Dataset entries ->

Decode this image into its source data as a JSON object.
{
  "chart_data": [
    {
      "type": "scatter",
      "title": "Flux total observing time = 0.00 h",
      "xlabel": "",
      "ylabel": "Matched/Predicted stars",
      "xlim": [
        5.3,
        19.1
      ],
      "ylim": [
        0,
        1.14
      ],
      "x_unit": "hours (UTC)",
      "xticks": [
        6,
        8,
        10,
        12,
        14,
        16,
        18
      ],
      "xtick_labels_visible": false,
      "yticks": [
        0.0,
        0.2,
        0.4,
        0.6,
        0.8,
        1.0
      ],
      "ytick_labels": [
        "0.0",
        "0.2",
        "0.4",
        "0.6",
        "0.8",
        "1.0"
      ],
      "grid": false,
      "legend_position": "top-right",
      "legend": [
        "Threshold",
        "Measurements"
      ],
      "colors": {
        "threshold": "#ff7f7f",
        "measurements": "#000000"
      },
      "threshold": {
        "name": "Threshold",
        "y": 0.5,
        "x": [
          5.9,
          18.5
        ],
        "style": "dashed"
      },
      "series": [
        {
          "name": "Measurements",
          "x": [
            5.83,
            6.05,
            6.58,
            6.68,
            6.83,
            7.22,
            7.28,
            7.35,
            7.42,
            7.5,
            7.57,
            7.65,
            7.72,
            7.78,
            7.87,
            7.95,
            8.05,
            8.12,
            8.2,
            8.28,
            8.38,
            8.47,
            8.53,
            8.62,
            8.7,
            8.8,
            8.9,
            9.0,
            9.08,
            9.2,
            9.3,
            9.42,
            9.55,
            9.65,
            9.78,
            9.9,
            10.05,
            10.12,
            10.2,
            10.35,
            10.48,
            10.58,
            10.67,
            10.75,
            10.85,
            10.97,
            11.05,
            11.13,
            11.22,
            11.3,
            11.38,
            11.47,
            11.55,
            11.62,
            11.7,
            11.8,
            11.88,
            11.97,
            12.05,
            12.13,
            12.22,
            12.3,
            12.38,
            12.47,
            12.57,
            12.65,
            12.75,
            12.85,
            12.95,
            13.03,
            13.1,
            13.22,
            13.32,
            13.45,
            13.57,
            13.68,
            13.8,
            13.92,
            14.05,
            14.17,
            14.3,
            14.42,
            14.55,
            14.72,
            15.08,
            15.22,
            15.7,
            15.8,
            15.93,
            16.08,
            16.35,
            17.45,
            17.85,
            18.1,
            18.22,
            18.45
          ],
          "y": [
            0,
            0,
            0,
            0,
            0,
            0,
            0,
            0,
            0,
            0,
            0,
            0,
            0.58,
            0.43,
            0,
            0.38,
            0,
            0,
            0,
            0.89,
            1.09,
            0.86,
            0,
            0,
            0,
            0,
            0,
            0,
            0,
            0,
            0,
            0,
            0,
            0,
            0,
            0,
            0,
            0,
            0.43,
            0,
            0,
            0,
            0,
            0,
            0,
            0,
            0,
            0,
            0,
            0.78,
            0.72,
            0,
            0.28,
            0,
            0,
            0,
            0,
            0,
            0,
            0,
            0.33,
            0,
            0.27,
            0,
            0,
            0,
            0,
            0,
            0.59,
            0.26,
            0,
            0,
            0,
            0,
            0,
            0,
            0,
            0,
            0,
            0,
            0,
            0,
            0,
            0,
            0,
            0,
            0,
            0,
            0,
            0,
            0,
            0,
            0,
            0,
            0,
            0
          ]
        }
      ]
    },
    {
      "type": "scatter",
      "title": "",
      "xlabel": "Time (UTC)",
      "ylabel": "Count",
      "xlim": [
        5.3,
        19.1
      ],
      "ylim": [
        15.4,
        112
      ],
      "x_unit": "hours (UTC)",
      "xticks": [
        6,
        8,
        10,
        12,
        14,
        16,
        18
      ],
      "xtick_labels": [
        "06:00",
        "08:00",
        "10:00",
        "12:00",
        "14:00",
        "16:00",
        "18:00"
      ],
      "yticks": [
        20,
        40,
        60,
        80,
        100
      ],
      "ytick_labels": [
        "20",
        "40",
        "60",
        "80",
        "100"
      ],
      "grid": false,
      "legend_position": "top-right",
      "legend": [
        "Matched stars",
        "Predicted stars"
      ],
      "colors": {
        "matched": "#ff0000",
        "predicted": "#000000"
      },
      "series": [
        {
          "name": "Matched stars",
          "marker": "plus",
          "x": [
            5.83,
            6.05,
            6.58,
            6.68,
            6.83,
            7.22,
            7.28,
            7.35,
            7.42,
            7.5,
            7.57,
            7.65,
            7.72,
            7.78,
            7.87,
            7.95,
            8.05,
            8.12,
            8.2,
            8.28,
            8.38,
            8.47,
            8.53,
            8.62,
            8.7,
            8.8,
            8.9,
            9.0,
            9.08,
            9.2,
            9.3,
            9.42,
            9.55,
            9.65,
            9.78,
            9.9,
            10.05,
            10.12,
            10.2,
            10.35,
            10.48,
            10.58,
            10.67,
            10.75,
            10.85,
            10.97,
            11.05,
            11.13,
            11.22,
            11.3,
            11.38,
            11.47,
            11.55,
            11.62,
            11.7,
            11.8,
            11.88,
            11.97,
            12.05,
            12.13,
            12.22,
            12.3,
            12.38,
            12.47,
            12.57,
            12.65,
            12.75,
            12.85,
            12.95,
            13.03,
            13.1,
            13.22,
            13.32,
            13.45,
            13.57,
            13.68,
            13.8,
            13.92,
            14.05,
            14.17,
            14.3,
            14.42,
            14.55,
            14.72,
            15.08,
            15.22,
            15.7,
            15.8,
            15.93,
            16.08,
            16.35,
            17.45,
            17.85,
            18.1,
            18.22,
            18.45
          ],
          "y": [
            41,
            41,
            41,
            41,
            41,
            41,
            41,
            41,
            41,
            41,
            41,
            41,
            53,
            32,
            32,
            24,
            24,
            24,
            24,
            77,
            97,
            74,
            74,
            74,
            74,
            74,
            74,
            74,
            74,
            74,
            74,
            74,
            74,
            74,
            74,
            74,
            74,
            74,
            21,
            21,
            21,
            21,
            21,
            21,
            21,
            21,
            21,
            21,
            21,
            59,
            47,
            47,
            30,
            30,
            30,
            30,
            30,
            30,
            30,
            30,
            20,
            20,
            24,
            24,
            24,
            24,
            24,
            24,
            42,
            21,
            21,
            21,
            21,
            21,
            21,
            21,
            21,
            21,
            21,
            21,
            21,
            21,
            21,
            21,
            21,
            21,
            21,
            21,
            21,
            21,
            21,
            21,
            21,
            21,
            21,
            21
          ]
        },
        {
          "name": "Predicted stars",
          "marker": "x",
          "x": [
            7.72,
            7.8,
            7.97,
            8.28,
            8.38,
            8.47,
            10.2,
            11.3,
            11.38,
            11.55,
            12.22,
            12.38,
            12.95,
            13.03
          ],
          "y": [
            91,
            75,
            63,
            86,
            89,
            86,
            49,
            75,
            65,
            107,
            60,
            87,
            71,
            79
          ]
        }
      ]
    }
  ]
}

Exercise task -> From the listing above, copy every line that includes the word "name".

Output ->
        "name": "Threshold",
          "name": "Measurements",
          "name": "Matched stars",
          "name": "Predicted stars",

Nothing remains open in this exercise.